● Goal
Everything from the line that contains "Extract the structured" through the final line of the records should be written out exactly, and nothing outside that span.

Dataset items
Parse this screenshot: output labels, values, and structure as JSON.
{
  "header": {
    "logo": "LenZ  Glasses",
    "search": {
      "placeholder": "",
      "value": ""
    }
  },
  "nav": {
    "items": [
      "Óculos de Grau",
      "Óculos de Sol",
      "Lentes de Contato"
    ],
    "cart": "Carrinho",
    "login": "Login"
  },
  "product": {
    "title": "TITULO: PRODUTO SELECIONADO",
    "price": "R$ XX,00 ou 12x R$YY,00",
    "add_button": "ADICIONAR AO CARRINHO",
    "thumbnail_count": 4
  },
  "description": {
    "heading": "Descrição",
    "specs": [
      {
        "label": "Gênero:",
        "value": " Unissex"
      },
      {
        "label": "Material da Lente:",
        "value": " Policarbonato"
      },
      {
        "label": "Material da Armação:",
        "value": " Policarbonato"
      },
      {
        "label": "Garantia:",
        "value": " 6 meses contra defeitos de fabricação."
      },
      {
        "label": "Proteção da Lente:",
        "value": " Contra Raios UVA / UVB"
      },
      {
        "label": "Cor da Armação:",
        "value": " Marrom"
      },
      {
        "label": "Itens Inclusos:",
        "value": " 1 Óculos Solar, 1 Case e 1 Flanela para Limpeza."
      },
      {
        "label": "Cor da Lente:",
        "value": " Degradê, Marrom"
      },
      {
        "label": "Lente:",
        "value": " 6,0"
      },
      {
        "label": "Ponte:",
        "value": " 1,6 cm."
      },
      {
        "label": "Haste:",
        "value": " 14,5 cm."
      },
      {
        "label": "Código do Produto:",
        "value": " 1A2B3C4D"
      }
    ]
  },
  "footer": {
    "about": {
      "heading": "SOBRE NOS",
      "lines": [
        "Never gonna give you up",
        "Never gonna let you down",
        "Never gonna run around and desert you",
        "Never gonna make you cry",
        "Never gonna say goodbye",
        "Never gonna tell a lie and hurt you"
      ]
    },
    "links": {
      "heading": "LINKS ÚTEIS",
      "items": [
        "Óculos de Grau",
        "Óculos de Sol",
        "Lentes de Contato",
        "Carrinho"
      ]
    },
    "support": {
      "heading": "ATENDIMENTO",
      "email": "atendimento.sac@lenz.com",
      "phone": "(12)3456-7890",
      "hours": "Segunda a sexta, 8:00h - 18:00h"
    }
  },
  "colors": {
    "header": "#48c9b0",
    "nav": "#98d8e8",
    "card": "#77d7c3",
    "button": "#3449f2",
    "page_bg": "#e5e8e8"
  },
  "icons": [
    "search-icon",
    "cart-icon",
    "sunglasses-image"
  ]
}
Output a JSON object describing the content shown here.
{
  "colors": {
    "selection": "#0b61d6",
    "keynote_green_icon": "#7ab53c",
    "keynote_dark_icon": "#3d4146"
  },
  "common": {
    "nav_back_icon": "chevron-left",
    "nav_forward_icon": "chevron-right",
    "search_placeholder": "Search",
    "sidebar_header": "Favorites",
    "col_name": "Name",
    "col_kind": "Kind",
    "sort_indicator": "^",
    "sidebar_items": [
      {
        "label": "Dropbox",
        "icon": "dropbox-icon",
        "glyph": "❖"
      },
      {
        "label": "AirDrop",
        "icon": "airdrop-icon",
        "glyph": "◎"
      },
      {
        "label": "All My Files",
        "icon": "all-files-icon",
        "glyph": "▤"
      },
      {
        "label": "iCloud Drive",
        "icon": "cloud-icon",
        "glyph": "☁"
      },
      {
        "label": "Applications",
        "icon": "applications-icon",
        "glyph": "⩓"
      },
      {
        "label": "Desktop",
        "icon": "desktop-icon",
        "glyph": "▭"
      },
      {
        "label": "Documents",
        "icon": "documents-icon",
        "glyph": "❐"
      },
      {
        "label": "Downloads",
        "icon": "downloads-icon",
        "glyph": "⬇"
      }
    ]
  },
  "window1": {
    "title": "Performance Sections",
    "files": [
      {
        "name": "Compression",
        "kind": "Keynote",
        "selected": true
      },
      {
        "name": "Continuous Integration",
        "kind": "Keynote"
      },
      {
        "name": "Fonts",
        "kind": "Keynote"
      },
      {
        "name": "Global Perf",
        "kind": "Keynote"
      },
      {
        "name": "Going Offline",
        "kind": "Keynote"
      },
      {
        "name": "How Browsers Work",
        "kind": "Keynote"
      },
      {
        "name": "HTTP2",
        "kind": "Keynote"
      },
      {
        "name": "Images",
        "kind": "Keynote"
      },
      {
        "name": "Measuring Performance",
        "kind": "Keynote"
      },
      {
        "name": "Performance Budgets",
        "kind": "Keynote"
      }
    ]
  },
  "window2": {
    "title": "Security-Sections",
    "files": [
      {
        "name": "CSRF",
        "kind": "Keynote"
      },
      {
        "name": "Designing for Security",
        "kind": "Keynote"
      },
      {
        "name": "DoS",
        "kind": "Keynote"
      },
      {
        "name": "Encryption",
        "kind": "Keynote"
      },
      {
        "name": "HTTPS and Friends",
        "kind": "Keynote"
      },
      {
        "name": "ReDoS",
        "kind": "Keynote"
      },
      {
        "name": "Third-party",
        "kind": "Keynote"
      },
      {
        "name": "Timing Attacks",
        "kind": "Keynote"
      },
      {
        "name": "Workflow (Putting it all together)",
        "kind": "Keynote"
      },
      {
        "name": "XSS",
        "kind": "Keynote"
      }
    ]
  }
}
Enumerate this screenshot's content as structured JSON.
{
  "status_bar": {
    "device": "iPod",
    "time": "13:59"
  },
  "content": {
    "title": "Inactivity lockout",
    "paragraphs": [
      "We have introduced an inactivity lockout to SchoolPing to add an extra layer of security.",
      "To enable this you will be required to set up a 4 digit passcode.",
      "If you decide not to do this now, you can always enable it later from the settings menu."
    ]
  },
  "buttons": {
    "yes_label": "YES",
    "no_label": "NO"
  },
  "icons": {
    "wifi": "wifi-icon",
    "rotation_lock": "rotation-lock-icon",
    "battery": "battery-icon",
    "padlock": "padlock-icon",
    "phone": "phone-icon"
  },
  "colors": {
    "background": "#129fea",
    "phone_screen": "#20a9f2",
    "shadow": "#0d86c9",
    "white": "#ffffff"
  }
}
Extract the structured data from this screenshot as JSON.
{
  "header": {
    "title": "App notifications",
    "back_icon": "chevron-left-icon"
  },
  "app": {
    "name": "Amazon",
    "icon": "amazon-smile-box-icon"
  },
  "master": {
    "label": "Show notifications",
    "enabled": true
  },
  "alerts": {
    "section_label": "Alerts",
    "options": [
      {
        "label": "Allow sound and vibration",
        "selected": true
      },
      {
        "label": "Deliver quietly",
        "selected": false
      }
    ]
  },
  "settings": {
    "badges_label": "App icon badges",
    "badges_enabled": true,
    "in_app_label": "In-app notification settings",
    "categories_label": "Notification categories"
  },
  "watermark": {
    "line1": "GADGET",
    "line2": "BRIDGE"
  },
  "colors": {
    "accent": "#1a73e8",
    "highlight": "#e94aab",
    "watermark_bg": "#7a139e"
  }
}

● Final answer
Extract the structured data from this screenshot as JSON.
{
  "header": {
    "title": "App notifications",
    "back_icon": "chevron-left-icon"
  },
  "app": {
    "name": "Amazon",
    "icon": "amazon-smile-box-icon"
  },
  "master": {
    "label": "Show notifications",
    "enabled": true
  },
  "alerts": {
    "section_label": "Alerts",
    "options": [
      {
        "label": "Allow sound and vibration",
        "selected": true
      },
      {
        "label": "Deliver quietly",
        "selected": false
      }
    ]
  },
  "settings": {
    "badges_label": "App icon badges",
    "badges_enabled": true,
    "in_app_label": "In-app notification settings",
    "categories_label": "Notification categories"
  },
  "watermark": {
    "line1": "GADGET",
    "line2": "BRIDGE"
  },
  "colors": {
    "accent": "#1a73e8",
    "highlight": "#e94aab",
    "watermark_bg": "#7a139e"
  }
}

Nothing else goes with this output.